** START DATA SHOWN **

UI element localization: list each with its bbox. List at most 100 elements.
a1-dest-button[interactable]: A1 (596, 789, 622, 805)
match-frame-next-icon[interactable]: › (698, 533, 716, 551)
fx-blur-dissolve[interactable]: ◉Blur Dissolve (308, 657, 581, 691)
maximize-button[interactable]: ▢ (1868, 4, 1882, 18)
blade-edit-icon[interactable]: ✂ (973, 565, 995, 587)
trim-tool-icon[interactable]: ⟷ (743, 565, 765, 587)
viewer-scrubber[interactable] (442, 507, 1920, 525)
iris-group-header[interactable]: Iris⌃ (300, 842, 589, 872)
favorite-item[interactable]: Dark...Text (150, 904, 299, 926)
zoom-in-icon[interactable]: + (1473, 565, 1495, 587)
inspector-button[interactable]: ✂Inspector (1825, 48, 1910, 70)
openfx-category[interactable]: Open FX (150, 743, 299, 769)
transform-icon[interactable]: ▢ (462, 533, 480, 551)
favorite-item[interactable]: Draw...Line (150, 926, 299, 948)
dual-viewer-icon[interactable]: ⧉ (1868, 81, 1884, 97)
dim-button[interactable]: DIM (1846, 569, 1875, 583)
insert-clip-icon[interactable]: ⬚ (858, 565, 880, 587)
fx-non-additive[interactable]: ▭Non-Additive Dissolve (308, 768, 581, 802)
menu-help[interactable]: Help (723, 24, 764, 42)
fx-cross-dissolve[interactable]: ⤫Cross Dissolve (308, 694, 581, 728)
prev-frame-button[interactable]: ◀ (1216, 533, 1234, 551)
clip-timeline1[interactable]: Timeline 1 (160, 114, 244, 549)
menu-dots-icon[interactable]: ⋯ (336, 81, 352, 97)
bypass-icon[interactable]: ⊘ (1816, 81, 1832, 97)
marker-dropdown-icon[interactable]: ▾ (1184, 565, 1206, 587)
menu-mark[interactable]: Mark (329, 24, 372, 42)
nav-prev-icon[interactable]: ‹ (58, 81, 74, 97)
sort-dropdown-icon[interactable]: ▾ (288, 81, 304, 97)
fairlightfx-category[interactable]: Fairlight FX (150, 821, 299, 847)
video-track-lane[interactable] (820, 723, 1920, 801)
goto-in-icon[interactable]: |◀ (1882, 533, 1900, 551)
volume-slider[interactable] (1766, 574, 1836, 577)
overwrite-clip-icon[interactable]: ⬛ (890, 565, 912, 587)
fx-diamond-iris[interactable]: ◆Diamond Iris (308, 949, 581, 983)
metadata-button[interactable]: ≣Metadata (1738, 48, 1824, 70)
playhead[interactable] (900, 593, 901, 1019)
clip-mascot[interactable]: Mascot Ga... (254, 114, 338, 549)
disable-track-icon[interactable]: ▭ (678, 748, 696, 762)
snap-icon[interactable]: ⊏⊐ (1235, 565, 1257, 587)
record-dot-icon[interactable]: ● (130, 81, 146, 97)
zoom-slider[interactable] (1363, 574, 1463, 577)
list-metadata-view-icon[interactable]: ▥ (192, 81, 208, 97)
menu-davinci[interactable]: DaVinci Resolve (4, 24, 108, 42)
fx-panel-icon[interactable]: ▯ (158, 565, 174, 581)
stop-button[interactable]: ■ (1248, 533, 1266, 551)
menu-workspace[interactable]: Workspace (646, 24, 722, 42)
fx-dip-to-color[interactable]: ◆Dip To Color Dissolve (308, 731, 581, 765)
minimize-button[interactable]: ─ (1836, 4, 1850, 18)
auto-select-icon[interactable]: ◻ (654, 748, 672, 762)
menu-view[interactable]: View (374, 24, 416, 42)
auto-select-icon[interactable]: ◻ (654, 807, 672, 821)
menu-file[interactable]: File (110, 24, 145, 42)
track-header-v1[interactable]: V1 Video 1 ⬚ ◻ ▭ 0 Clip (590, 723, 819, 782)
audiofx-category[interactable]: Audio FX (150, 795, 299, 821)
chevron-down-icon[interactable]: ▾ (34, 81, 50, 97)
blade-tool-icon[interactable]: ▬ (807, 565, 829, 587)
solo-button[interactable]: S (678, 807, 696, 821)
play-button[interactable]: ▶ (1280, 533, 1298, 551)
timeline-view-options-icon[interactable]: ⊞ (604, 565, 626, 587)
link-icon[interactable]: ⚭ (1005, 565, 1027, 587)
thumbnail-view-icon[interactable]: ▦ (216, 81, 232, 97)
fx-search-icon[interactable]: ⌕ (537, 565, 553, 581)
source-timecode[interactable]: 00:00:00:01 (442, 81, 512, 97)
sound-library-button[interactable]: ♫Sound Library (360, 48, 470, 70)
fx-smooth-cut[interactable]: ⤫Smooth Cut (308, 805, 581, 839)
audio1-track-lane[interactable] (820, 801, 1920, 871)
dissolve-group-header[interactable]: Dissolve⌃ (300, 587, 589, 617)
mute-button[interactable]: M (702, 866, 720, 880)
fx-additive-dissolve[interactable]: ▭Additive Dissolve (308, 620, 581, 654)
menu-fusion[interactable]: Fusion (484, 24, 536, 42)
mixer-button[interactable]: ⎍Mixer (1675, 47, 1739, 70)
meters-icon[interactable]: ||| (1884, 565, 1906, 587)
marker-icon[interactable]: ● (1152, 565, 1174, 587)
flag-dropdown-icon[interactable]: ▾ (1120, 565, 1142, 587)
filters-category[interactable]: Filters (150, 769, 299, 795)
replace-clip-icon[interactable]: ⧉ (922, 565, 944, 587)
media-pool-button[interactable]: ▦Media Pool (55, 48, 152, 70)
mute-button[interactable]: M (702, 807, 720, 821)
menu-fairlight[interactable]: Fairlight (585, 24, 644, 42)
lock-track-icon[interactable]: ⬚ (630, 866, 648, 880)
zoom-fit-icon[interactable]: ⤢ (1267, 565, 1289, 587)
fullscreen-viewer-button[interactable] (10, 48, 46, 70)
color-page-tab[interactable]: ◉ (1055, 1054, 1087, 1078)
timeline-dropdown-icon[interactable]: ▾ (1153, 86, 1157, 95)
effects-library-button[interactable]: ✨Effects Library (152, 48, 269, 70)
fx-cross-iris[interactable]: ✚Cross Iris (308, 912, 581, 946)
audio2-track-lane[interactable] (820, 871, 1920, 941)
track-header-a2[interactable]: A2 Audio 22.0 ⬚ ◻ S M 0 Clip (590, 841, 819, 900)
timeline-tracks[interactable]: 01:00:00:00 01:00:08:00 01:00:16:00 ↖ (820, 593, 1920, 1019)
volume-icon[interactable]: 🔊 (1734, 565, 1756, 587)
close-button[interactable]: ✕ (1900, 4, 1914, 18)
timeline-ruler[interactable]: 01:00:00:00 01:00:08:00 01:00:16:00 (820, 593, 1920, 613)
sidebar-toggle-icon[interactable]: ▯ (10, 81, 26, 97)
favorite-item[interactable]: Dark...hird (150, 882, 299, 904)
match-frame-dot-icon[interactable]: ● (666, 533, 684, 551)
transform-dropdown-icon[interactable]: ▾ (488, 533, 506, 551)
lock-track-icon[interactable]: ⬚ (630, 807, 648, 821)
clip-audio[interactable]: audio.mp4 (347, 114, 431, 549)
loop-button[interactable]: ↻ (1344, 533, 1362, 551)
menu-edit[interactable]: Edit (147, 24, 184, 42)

** END DATA SHOWN **

> [WRITTEN INSTRUCTION]
Rewrite the dataset entries above, replacing every "favorite-item" with "starred-item" and leaving everything else as it is.

> [COMPLETED TASK]
UI element localization: list each with its bbox. List at most 100 elements.
a1-dest-button[interactable]: A1 (596, 789, 622, 805)
match-frame-next-icon[interactable]: › (698, 533, 716, 551)
fx-blur-dissolve[interactable]: ◉Blur Dissolve (308, 657, 581, 691)
maximize-button[interactable]: ▢ (1868, 4, 1882, 18)
blade-edit-icon[interactable]: ✂ (973, 565, 995, 587)
trim-tool-icon[interactable]: ⟷ (743, 565, 765, 587)
viewer-scrubber[interactable] (442, 507, 1920, 525)
iris-group-header[interactable]: Iris⌃ (300, 842, 589, 872)
starred-item[interactable]: Dark...Text (150, 904, 299, 926)
zoom-in-icon[interactable]: + (1473, 565, 1495, 587)
inspector-button[interactable]: ✂Inspector (1825, 48, 1910, 70)
openfx-category[interactable]: Open FX (150, 743, 299, 769)
transform-icon[interactable]: ▢ (462, 533, 480, 551)
starred-item[interactable]: Draw...Line (150, 926, 299, 948)
dual-viewer-icon[interactable]: ⧉ (1868, 81, 1884, 97)
dim-button[interactable]: DIM (1846, 569, 1875, 583)
insert-clip-icon[interactable]: ⬚ (858, 565, 880, 587)
fx-non-additive[interactable]: ▭Non-Additive Dissolve (308, 768, 581, 802)
menu-help[interactable]: Help (723, 24, 764, 42)
fx-cross-dissolve[interactable]: ⤫Cross Dissolve (308, 694, 581, 728)
prev-frame-button[interactable]: ◀ (1216, 533, 1234, 551)
clip-timeline1[interactable]: Timeline 1 (160, 114, 244, 549)
menu-dots-icon[interactable]: ⋯ (336, 81, 352, 97)
bypass-icon[interactable]: ⊘ (1816, 81, 1832, 97)
marker-dropdown-icon[interactable]: ▾ (1184, 565, 1206, 587)
menu-mark[interactable]: Mark (329, 24, 372, 42)
nav-prev-icon[interactable]: ‹ (58, 81, 74, 97)
sort-dropdown-icon[interactable]: ▾ (288, 81, 304, 97)
fairlightfx-category[interactable]: Fairlight FX (150, 821, 299, 847)
video-track-lane[interactable] (820, 723, 1920, 801)
goto-in-icon[interactable]: |◀ (1882, 533, 1900, 551)
volume-slider[interactable] (1766, 574, 1836, 577)
overwrite-clip-icon[interactable]: ⬛ (890, 565, 912, 587)
fx-diamond-iris[interactable]: ◆Diamond Iris (308, 949, 581, 983)
metadata-button[interactable]: ≣Metadata (1738, 48, 1824, 70)
playhead[interactable] (900, 593, 901, 1019)
clip-mascot[interactable]: Mascot Ga... (254, 114, 338, 549)
disable-track-icon[interactable]: ▭ (678, 748, 696, 762)
snap-icon[interactable]: ⊏⊐ (1235, 565, 1257, 587)
record-dot-icon[interactable]: ● (130, 81, 146, 97)
zoom-slider[interactable] (1363, 574, 1463, 577)
list-metadata-view-icon[interactable]: ▥ (192, 81, 208, 97)
menu-davinci[interactable]: DaVinci Resolve (4, 24, 108, 42)
fx-panel-icon[interactable]: ▯ (158, 565, 174, 581)
stop-button[interactable]: ■ (1248, 533, 1266, 551)
menu-workspace[interactable]: Workspace (646, 24, 722, 42)
fx-dip-to-color[interactable]: ◆Dip To Color Dissolve (308, 731, 581, 765)
minimize-button[interactable]: ─ (1836, 4, 1850, 18)
auto-select-icon[interactable]: ◻ (654, 748, 672, 762)
menu-view[interactable]: View (374, 24, 416, 42)
auto-select-icon[interactable]: ◻ (654, 807, 672, 821)
menu-file[interactable]: File (110, 24, 145, 42)
track-header-v1[interactable]: V1 Video 1 ⬚ ◻ ▭ 0 Clip (590, 723, 819, 782)
audiofx-category[interactable]: Audio FX (150, 795, 299, 821)
chevron-down-icon[interactable]: ▾ (34, 81, 50, 97)
blade-tool-icon[interactable]: ▬ (807, 565, 829, 587)
solo-button[interactable]: S (678, 807, 696, 821)
play-button[interactable]: ▶ (1280, 533, 1298, 551)
timeline-view-options-icon[interactable]: ⊞ (604, 565, 626, 587)
link-icon[interactable]: ⚭ (1005, 565, 1027, 587)
thumbnail-view-icon[interactable]: ▦ (216, 81, 232, 97)
fx-search-icon[interactable]: ⌕ (537, 565, 553, 581)
source-timecode[interactable]: 00:00:00:01 (442, 81, 512, 97)
sound-library-button[interactable]: ♫Sound Library (360, 48, 470, 70)
fx-smooth-cut[interactable]: ⤫Smooth Cut (308, 805, 581, 839)
audio1-track-lane[interactable] (820, 801, 1920, 871)
dissolve-group-header[interactable]: Dissolve⌃ (300, 587, 589, 617)
mute-button[interactable]: M (702, 866, 720, 880)
fx-additive-dissolve[interactable]: ▭Additive Dissolve (308, 620, 581, 654)
menu-fusion[interactable]: Fusion (484, 24, 536, 42)
mixer-button[interactable]: ⎍Mixer (1675, 47, 1739, 70)
meters-icon[interactable]: ||| (1884, 565, 1906, 587)
marker-icon[interactable]: ● (1152, 565, 1174, 587)
flag-dropdown-icon[interactable]: ▾ (1120, 565, 1142, 587)
filters-category[interactable]: Filters (150, 769, 299, 795)
replace-clip-icon[interactable]: ⧉ (922, 565, 944, 587)
media-pool-button[interactable]: ▦Media Pool (55, 48, 152, 70)
mute-button[interactable]: M (702, 807, 720, 821)
menu-fairlight[interactable]: Fairlight (585, 24, 644, 42)
lock-track-icon[interactable]: ⬚ (630, 866, 648, 880)
zoom-fit-icon[interactable]: ⤢ (1267, 565, 1289, 587)
fullscreen-viewer-button[interactable] (10, 48, 46, 70)
color-page-tab[interactable]: ◉ (1055, 1054, 1087, 1078)
timeline-dropdown-icon[interactable]: ▾ (1153, 86, 1157, 95)
effects-library-button[interactable]: ✨Effects Library (152, 48, 269, 70)
fx-cross-iris[interactable]: ✚Cross Iris (308, 912, 581, 946)
audio2-track-lane[interactable] (820, 871, 1920, 941)
track-header-a2[interactable]: A2 Audio 22.0 ⬚ ◻ S M 0 Clip (590, 841, 819, 900)
timeline-tracks[interactable]: 01:00:00:00 01:00:08:00 01:00:16:00 ↖ (820, 593, 1920, 1019)
volume-icon[interactable]: 🔊 (1734, 565, 1756, 587)
close-button[interactable]: ✕ (1900, 4, 1914, 18)
timeline-ruler[interactable]: 01:00:00:00 01:00:08:00 01:00:16:00 (820, 593, 1920, 613)
sidebar-toggle-icon[interactable]: ▯ (10, 81, 26, 97)
starred-item[interactable]: Dark...hird (150, 882, 299, 904)
match-frame-dot-icon[interactable]: ● (666, 533, 684, 551)
transform-dropdown-icon[interactable]: ▾ (488, 533, 506, 551)
lock-track-icon[interactable]: ⬚ (630, 807, 648, 821)
clip-audio[interactable]: audio.mp4 (347, 114, 431, 549)
loop-button[interactable]: ↻ (1344, 533, 1362, 551)
menu-edit[interactable]: Edit (147, 24, 184, 42)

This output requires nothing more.